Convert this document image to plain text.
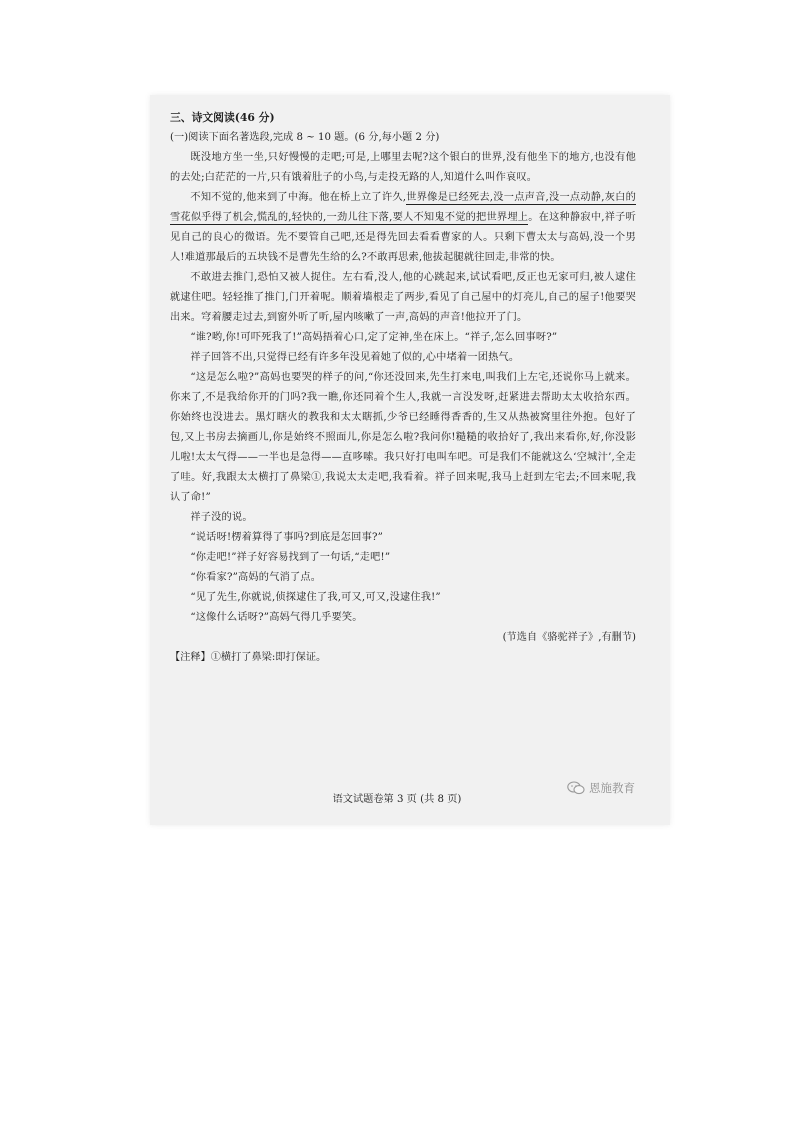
三、诗文阅读(46 分)

(一)阅读下面名著选段,完成 8 ~ 10 题。(6 分,每小题 2 分)

既没地方坐一坐,只好慢慢的走吧;可是,上哪里去呢?这个银白的世界,没有他坐下的地方,也没有他的去处;白茫茫的一片,只有饿着肚子的小鸟,与走投无路的人,知道什么叫作哀叹。

不知不觉的,他来到了中海。他在桥上立了许久,世界像是已经死去,没一点声音,没一点动静,灰白的雪花似乎得了机会,慌乱的,轻快的,一劲儿往下落,要人不知鬼不觉的把世界埋上。在这种静寂中,祥子听见自己的良心的微语。先不要管自己吧,还是得先回去看看曹家的人。只剩下曹太太与高妈,没一个男人!难道那最后的五块钱不是曹先生给的么?不敢再思索,他拔起腿就往回走,非常的快。

不敢进去推门,恐怕又被人捉住。左右看,没人,他的心跳起来,试试看吧,反正也无家可归,被人逮住就逮住吧。轻轻推了推门,门开着呢。顺着墙根走了两步,看见了自己屋中的灯亮儿,自己的屋子!他要哭出来。穹着腰走过去,到窗外听了听,屋内咳嗽了一声,高妈的声音!他拉开了门。

“谁?哟,你!可吓死我了!”高妈捂着心口,定了定神,坐在床上。“祥子,怎么回事呀?”

祥子回答不出,只觉得已经有许多年没见着她了似的,心中堵着一团热气。

“这是怎么啦?”高妈也要哭的样子的问,“你还没回来,先生打来电,叫我们上左宅,还说你马上就来。你来了,不是我给你开的门吗?我一瞧,你还同着个生人,我就一言没发呀,赶紧进去帮助太太收拾东西。你始终也没进去。黑灯瞎火的教我和太太瞎抓,少爷已经睡得香香的,生又从热被窝里往外抱。包好了包,又上书房去摘画儿,你是始终不照面儿,你是怎么啦?我问你!糙糙的收拾好了,我出来看你,好,你没影儿啦!太太气得——一半也是急得——直哆嗦。我只好打电叫车吧。可是我们不能就这么‘空城汁’,全走了哇。好,我跟太太横打了鼻梁①,我说太太走吧,我看着。祥子回来呢,我马上赶到左宅去;不回来呢,我认了命!”

祥子没的说。

“说话呀!楞着算得了事吗?到底是怎回事?”

“你走吧!”祥子好容易找到了一句话,“走吧!”

“你看家?”高妈的气消了点。

“见了先生,你就说,侦探逮住了我,可又,可又,没逮住我!”

“这像什么话呀?”高妈气得几乎要笑。

(节选自《骆驼祥子》,有删节)

【注释】①横打了鼻梁:即打保证。

语文试题卷第 3 页 (共 8 页)
恩施教育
________
Goal —
Output every entry word for word, but omit the pictures.

Written answer —
Convert this document image to plain text.
三、诗文阅读(46 分)

(一)阅读下面名著选段,完成 8 ~ 10 题。(6 分,每小题 2 分)

既没地方坐一坐,只好慢慢的走吧;可是,上哪里去呢?这个银白的世界,没有他坐下的地方,也没有他的去处;白茫茫的一片,只有饿着肚子的小鸟,与走投无路的人,知道什么叫作哀叹。

不知不觉的,他来到了中海。他在桥上立了许久,世界像是已经死去,没一点声音,没一点动静,灰白的雪花似乎得了机会,慌乱的,轻快的,一劲儿往下落,要人不知鬼不觉的把世界埋上。在这种静寂中,祥子听见自己的良心的微语。先不要管自己吧,还是得先回去看看曹家的人。只剩下曹太太与高妈,没一个男人!难道那最后的五块钱不是曹先生给的么?不敢再思索,他拔起腿就往回走,非常的快。

不敢进去推门,恐怕又被人捉住。左右看,没人,他的心跳起来,试试看吧,反正也无家可归,被人逮住就逮住吧。轻轻推了推门,门开着呢。顺着墙根走了两步,看见了自己屋中的灯亮儿,自己的屋子!他要哭出来。穹着腰走过去,到窗外听了听,屋内咳嗽了一声,高妈的声音!他拉开了门。

“谁?哟,你!可吓死我了!”高妈捂着心口,定了定神,坐在床上。“祥子,怎么回事呀?”

祥子回答不出,只觉得已经有许多年没见着她了似的,心中堵着一团热气。

“这是怎么啦?”高妈也要哭的样子的问,“你还没回来,先生打来电,叫我们上左宅,还说你马上就来。你来了,不是我给你开的门吗?我一瞧,你还同着个生人,我就一言没发呀,赶紧进去帮助太太收拾东西。你始终也没进去。黑灯瞎火的教我和太太瞎抓,少爷已经睡得香香的,生又从热被窝里往外抱。包好了包,又上书房去摘画儿,你是始终不照面儿,你是怎么啦?我问你!糙糙的收拾好了,我出来看你,好,你没影儿啦!太太气得——一半也是急得——直哆嗦。我只好打电叫车吧。可是我们不能就这么‘空城汁’,全走了哇。好,我跟太太横打了鼻梁①,我说太太走吧,我看着。祥子回来呢,我马上赶到左宅去;不回来呢,我认了命!”

祥子没的说。

“说话呀!楞着算得了事吗?到底是怎回事?”

“你走吧!”祥子好容易找到了一句话,“走吧!”

“你看家?”高妈的气消了点。

“见了先生,你就说,侦探逮住了我,可又,可又,没逮住我!”

“这像什么话呀?”高妈气得几乎要笑。

(节选自《骆驼祥子》,有删节)

【注释】①横打了鼻梁:即打保证。

语文试题卷第 3 页 (共 8 页)
恩施教育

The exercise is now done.